● Supplied text:
Open it at any page, he assures, and you will find a path to inner peace.
I would like to offer extra (mother of teenagers) advice to some of the suggestions offered by the author.
(Though if the real author is actually reading this it I’d like to make it known that today’s effort was written by a guest writer, Ann Smith.)
1. Invest in a fruit bowl. Eat more fruit, and you’ll feel more relaxed.
Unless that fruit has been fermenting in an oak cask for a few years it ain’t gonna make me more relaxed. Invest in a wine club instead.
2. Take the time to brush someone’s hair. Better still, brush your own- or have someone else do it.
I wonder which of my colleagues will sit in the staffroom before school and brush my hair for me? Instead, ask your teenagers to use a toilet brush on their lingering skid marks for once.
3. Ignore small print. Small print is custom-designed to prompt frustration. If you want to remain calm, have someone else read (and explain) the small type for you.
The most frustrating part of small print is when you can’t find your bloody glasses. Check your fridge, the washing machine and the top of your head. Never ask your teenagers to read for you because they will taunt you with ageist jokes.
4. Barricade the door. Concentrate on your own needs for at least one hour a day.
Not having a lock on my door I always told the kids not to interrupt me unless the house was on fire, someone was breaking in, or the bone was actually poking through the skin.
Of course in saying this you run the risk that they will set fire to the house as an excuse to interrupt you.
5. Lower the bar. Do yourself a favour and relax those standards a little.

● Entries supplied:
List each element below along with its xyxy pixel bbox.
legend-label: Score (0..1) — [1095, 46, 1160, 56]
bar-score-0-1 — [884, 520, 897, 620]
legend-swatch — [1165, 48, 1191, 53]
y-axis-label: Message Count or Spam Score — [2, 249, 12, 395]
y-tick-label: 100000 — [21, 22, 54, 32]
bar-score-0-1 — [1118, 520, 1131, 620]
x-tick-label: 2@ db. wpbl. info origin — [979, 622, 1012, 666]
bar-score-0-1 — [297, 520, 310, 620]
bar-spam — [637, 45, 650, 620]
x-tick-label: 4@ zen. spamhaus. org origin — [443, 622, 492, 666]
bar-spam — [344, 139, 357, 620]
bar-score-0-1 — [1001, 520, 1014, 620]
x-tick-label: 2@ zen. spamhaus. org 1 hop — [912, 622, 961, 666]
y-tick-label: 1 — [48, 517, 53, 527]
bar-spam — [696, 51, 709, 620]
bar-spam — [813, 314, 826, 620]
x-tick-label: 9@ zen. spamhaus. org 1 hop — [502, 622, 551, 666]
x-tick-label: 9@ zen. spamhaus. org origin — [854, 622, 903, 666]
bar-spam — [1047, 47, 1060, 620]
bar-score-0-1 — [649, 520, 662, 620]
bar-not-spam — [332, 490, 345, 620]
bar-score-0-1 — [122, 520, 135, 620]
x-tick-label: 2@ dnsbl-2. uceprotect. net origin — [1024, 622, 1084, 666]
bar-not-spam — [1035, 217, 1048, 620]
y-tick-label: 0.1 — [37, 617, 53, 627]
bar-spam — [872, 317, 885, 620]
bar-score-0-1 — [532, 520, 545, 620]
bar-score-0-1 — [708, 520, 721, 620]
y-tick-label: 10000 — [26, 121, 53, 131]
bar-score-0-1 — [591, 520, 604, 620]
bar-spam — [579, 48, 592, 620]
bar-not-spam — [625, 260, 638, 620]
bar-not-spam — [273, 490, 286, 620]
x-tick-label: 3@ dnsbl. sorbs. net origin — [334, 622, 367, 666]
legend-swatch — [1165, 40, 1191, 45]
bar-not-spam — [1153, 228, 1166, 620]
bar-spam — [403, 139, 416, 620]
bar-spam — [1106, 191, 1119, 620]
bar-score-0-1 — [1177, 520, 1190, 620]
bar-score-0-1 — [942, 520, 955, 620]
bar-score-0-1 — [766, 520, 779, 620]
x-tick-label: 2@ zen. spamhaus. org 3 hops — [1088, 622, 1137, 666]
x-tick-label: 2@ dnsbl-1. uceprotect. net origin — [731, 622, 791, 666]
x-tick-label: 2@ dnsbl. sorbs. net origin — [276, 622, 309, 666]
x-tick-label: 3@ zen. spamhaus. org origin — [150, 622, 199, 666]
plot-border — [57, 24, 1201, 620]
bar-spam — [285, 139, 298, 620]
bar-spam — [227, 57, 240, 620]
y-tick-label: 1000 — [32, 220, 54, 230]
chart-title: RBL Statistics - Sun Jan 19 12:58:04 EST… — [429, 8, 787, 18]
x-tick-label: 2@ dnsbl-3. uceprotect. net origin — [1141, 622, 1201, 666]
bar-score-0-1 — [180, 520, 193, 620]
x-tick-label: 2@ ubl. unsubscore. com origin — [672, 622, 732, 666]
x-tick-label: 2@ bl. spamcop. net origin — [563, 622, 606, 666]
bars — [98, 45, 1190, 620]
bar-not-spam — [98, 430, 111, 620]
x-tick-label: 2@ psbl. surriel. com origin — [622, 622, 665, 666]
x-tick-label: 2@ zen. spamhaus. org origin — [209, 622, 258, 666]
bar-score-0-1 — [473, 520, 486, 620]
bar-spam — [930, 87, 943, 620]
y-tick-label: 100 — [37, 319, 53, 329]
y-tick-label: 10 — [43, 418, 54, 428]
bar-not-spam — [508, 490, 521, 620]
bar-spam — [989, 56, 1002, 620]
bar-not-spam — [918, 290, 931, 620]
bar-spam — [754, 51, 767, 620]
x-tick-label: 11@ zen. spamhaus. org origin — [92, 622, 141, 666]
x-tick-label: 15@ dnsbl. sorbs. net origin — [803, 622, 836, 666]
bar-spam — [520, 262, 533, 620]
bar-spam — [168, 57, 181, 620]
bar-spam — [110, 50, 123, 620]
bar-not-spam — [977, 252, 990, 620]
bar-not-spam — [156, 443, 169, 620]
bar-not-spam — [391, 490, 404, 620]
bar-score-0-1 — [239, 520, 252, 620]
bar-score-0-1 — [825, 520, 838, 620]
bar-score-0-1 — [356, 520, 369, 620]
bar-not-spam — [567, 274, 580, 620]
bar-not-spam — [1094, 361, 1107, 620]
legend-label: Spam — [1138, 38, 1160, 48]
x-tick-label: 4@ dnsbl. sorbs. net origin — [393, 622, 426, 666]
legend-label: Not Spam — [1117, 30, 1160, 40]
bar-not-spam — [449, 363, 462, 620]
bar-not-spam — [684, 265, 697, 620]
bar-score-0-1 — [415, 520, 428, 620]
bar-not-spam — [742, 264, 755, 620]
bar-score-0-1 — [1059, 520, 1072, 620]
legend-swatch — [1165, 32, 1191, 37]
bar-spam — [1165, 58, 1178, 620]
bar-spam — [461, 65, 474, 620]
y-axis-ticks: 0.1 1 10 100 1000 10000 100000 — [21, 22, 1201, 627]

● Problem description:
In the piece on calming tips, what does the writer recommend investing in instead of a fruit bowl?

● Written response:
A wine club.